» **WHAT THE EXERCISE ASKS**
Show every line in the records below that contains the word "size".
------ PROVIDED RECORDS
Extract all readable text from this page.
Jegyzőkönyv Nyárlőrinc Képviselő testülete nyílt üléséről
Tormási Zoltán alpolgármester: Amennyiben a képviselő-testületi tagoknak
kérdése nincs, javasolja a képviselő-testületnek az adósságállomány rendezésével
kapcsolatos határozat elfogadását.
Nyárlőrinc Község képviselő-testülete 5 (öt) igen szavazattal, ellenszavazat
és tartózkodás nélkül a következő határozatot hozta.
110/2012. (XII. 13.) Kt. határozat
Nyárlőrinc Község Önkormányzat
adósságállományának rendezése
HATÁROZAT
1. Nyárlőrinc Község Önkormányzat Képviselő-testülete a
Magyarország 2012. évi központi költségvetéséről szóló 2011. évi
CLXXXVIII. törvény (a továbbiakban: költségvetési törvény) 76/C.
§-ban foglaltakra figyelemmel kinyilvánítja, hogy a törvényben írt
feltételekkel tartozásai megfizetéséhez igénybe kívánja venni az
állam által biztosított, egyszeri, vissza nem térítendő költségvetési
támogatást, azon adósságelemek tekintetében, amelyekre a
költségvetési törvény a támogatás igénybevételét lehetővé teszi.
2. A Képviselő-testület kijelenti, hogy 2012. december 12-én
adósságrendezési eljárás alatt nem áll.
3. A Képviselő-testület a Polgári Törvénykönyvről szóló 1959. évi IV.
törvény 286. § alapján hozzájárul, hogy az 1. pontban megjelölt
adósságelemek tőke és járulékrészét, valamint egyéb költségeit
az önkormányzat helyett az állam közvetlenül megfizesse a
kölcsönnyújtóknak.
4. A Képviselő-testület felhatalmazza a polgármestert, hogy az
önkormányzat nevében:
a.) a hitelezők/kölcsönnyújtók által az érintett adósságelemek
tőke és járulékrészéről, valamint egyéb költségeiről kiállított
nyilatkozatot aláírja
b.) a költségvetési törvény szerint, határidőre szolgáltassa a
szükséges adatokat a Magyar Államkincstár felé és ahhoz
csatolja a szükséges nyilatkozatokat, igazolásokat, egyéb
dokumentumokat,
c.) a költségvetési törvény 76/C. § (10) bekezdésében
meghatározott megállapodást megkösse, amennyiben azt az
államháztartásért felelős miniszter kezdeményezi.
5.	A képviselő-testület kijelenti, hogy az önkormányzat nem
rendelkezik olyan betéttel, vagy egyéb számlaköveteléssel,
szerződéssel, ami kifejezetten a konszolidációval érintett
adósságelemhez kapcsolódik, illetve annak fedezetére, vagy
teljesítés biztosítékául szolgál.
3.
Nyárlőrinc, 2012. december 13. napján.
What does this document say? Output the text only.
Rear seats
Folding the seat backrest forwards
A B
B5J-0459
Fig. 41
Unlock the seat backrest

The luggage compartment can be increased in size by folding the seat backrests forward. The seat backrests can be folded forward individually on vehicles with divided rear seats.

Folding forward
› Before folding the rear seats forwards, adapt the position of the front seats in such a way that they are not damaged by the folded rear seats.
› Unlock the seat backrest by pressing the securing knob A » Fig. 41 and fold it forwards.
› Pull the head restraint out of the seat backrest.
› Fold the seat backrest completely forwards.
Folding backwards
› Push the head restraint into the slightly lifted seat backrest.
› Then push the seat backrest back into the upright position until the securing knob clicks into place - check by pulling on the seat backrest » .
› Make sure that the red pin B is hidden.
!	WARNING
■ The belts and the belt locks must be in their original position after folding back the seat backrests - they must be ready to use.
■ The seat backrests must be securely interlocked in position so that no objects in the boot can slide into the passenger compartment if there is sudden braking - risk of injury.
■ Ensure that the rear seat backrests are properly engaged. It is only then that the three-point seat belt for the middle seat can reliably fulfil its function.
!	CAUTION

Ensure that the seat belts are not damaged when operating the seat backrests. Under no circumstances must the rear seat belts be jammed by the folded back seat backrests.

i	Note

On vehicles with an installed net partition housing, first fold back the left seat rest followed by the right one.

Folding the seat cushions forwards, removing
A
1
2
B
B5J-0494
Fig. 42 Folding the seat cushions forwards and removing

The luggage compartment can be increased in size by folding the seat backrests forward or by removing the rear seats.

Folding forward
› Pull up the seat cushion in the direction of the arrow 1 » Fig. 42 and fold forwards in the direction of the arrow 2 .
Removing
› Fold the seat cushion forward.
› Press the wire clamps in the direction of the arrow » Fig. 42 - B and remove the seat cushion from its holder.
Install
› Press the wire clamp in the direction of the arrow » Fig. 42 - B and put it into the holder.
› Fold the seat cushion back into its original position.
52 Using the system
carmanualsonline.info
------------
» **THE REPLY**
The luggage compartment can be increased in size by folding the seat backrests forward. The seat backrests can be folded forward individually on vehicles with divided rear seats.
The luggage compartment can be increased in size by folding the seat backrests forward or by removing the rear seats.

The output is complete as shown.